Required work:
Write out all of the data without omission, exactly as shown.

Records for the exercise:
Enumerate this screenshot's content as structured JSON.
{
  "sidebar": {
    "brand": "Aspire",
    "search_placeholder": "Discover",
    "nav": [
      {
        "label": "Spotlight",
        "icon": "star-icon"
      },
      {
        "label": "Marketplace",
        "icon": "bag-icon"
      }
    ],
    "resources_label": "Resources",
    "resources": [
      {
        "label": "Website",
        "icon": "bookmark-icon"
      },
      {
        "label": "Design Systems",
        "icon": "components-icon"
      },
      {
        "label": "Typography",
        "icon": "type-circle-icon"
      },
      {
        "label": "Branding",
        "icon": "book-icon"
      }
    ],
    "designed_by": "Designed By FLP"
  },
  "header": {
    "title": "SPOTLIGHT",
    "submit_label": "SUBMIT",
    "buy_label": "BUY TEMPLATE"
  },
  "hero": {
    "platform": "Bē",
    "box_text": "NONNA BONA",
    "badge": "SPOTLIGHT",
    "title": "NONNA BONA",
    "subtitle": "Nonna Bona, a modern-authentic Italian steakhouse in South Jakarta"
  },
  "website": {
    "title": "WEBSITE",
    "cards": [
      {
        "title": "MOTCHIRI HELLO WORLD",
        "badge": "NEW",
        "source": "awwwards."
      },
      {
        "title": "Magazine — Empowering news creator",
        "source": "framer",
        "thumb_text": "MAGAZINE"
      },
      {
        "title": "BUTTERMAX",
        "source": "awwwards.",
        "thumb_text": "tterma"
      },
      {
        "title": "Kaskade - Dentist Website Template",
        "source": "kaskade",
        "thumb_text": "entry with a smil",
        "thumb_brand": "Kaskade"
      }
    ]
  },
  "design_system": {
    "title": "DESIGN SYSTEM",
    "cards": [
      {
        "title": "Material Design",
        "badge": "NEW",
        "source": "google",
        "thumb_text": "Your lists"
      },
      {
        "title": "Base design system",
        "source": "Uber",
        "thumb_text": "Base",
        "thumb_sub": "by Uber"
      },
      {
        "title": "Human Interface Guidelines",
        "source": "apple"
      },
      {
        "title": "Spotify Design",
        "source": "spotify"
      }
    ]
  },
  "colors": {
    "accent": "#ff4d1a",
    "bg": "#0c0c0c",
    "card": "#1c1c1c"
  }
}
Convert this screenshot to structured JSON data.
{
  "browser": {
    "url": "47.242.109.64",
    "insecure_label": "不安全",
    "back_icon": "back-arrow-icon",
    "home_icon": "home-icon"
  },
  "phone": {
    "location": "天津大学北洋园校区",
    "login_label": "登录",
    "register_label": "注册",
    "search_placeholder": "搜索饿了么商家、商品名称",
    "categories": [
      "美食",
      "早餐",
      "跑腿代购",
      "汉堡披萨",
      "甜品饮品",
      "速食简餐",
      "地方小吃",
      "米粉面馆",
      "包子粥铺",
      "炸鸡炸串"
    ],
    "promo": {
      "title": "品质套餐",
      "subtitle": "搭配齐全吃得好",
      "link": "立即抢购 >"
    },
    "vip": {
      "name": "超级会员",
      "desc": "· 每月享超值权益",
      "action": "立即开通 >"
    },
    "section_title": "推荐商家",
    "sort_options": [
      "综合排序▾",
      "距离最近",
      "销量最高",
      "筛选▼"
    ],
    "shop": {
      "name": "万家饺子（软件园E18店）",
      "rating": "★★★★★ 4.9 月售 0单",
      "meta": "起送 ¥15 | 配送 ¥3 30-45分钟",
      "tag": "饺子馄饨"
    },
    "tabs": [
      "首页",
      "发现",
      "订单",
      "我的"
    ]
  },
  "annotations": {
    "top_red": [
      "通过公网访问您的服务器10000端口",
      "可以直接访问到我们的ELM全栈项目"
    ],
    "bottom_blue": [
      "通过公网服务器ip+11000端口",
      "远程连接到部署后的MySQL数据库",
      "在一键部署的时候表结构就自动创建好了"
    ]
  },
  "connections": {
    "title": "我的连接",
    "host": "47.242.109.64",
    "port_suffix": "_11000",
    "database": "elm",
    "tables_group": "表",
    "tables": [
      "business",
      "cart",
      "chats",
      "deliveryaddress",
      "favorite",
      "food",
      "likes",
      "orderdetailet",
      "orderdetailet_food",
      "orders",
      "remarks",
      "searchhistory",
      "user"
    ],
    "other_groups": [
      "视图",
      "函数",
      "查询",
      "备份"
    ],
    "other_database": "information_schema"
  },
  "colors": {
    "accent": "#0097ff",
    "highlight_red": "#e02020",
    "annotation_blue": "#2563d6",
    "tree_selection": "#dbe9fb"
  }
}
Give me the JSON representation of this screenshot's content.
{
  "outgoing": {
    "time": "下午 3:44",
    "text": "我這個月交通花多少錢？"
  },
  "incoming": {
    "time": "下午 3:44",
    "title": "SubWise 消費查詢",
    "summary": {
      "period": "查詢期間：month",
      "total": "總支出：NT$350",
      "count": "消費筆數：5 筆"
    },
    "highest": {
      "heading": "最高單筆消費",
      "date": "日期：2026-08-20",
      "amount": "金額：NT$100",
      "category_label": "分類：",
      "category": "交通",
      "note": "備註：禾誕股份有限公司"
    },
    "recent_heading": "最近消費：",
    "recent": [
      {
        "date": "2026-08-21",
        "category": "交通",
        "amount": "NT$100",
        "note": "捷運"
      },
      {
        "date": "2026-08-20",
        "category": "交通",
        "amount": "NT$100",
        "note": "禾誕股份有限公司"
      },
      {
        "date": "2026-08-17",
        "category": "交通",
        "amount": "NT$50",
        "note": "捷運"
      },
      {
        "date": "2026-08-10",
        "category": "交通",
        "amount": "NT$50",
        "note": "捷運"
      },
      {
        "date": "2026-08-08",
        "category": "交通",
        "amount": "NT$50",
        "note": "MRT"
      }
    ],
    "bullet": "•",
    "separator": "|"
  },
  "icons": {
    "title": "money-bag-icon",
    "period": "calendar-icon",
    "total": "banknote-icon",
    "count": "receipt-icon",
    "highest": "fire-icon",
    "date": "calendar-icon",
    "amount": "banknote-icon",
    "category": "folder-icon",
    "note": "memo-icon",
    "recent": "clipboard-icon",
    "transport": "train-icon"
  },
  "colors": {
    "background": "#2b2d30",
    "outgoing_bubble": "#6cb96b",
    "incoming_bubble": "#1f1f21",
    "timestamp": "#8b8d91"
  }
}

Task result:
Enumerate this screenshot's content as structured JSON.
{
  "sidebar": {
    "brand": "Aspire",
    "search_placeholder": "Discover",
    "nav": [
      {
        "label": "Spotlight",
        "icon": "star-icon"
      },
      {
        "label": "Marketplace",
        "icon": "bag-icon"
      }
    ],
    "resources_label": "Resources",
    "resources": [
      {
        "label": "Website",
        "icon": "bookmark-icon"
      },
      {
        "label": "Design Systems",
        "icon": "components-icon"
      },
      {
        "label": "Typography",
        "icon": "type-circle-icon"
      },
      {
        "label": "Branding",
        "icon": "book-icon"
      }
    ],
    "designed_by": "Designed By FLP"
  },
  "header": {
    "title": "SPOTLIGHT",
    "submit_label": "SUBMIT",
    "buy_label": "BUY TEMPLATE"
  },
  "hero": {
    "platform": "Bē",
    "box_text": "NONNA BONA",
    "badge": "SPOTLIGHT",
    "title": "NONNA BONA",
    "subtitle": "Nonna Bona, a modern-authentic Italian steakhouse in South Jakarta"
  },
  "website": {
    "title": "WEBSITE",
    "cards": [
      {
        "title": "MOTCHIRI HELLO WORLD",
        "badge": "NEW",
        "source": "awwwards."
      },
      {
        "title": "Magazine — Empowering news creator",
        "source": "framer",
        "thumb_text": "MAGAZINE"
      },
      {
        "title": "BUTTERMAX",
        "source": "awwwards.",
        "thumb_text": "tterma"
      },
      {
        "title": "Kaskade - Dentist Website Template",
        "source": "kaskade",
        "thumb_text": "entry with a smil",
        "thumb_brand": "Kaskade"
      }
    ]
  },
  "design_system": {
    "title": "DESIGN SYSTEM",
    "cards": [
      {
        "title": "Material Design",
        "badge": "NEW",
        "source": "google",
        "thumb_text": "Your lists"
      },
      {
        "title": "Base design system",
        "source": "Uber",
        "thumb_text": "Base",
        "thumb_sub": "by Uber"
      },
      {
        "title": "Human Interface Guidelines",
        "source": "apple"
      },
      {
        "title": "Spotify Design",
        "source": "spotify"
      }
    ]
  },
  "colors": {
    "accent": "#ff4d1a",
    "bg": "#0c0c0c",
    "card": "#1c1c1c"
  }
}
Convert this screenshot to structured JSON data.
{
  "browser": {
    "url": "47.242.109.64",
    "insecure_label": "不安全",
    "back_icon": "back-arrow-icon",
    "home_icon": "home-icon"
  },
  "phone": {
    "location": "天津大学北洋园校区",
    "login_label": "登录",
    "register_label": "注册",
    "search_placeholder": "搜索饿了么商家、商品名称",
    "categories": [
      "美食",
      "早餐",
      "跑腿代购",
      "汉堡披萨",
      "甜品饮品",
      "速食简餐",
      "地方小吃",
      "米粉面馆",
      "包子粥铺",
      "炸鸡炸串"
    ],
    "promo": {
      "title": "品质套餐",
      "subtitle": "搭配齐全吃得好",
      "link": "立即抢购 >"
    },
    "vip": {
      "name": "超级会员",
      "desc": "· 每月享超值权益",
      "action": "立即开通 >"
    },
    "section_title": "推荐商家",
    "sort_options": [
      "综合排序▾",
      "距离最近",
      "销量最高",
      "筛选▼"
    ],
    "shop": {
      "name": "万家饺子（软件园E18店）",
      "rating": "★★★★★ 4.9 月售 0单",
      "meta": "起送 ¥15 | 配送 ¥3 30-45分钟",
      "tag": "饺子馄饨"
    },
    "tabs": [
      "首页",
      "发现",
      "订单",
      "我的"
    ]
  },
  "annotations": {
    "top_red": [
      "通过公网访问您的服务器10000端口",
      "可以直接访问到我们的ELM全栈项目"
    ],
    "bottom_blue": [
      "通过公网服务器ip+11000端口",
      "远程连接到部署后的MySQL数据库",
      "在一键部署的时候表结构就自动创建好了"
    ]
  },
  "connections": {
    "title": "我的连接",
    "host": "47.242.109.64",
    "port_suffix": "_11000",
    "database": "elm",
    "tables_group": "表",
    "tables": [
      "business",
      "cart",
      "chats",
      "deliveryaddress",
      "favorite",
      "food",
      "likes",
      "orderdetailet",
      "orderdetailet_food",
      "orders",
      "remarks",
      "searchhistory",
      "user"
    ],
    "other_groups": [
      "视图",
      "函数",
      "查询",
      "备份"
    ],
    "other_database": "information_schema"
  },
  "colors": {
    "accent": "#0097ff",
    "highlight_red": "#e02020",
    "annotation_blue": "#2563d6",
    "tree_selection": "#dbe9fb"
  }
}
Give me the JSON representation of this screenshot's content.
{
  "outgoing": {
    "time": "下午 3:44",
    "text": "我這個月交通花多少錢？"
  },
  "incoming": {
    "time": "下午 3:44",
    "title": "SubWise 消費查詢",
    "summary": {
      "period": "查詢期間：month",
      "total": "總支出：NT$350",
      "count": "消費筆數：5 筆"
    },
    "highest": {
      "heading": "最高單筆消費",
      "date": "日期：2026-08-20",
      "amount": "金額：NT$100",
      "category_label": "分類：",
      "category": "交通",
      "note": "備註：禾誕股份有限公司"
    },
    "recent_heading": "最近消費：",
    "recent": [
      {
        "date": "2026-08-21",
        "category": "交通",
        "amount": "NT$100",
        "note": "捷運"
      },
      {
        "date": "2026-08-20",
        "category": "交通",
        "amount": "NT$100",
        "note": "禾誕股份有限公司"
      },
      {
        "date": "2026-08-17",
        "category": "交通",
        "amount": "NT$50",
        "note": "捷運"
      },
      {
        "date": "2026-08-10",
        "category": "交通",
        "amount": "NT$50",
        "note": "捷運"
      },
      {
        "date": "2026-08-08",
        "category": "交通",
        "amount": "NT$50",
        "note": "MRT"
      }
    ],
    "bullet": "•",
    "separator": "|"
  },
  "icons": {
    "title": "money-bag-icon",
    "period": "calendar-icon",
    "total": "banknote-icon",
    "count": "receipt-icon",
    "highest": "fire-icon",
    "date": "calendar-icon",
    "amount": "banknote-icon",
    "category": "folder-icon",
    "note": "memo-icon",
    "recent": "clipboard-icon",
    "transport": "train-icon"
  },
  "colors": {
    "background": "#2b2d30",
    "outgoing_bubble": "#6cb96b",
    "incoming_bubble": "#1f1f21",
    "timestamp": "#8b8d91"
  }
}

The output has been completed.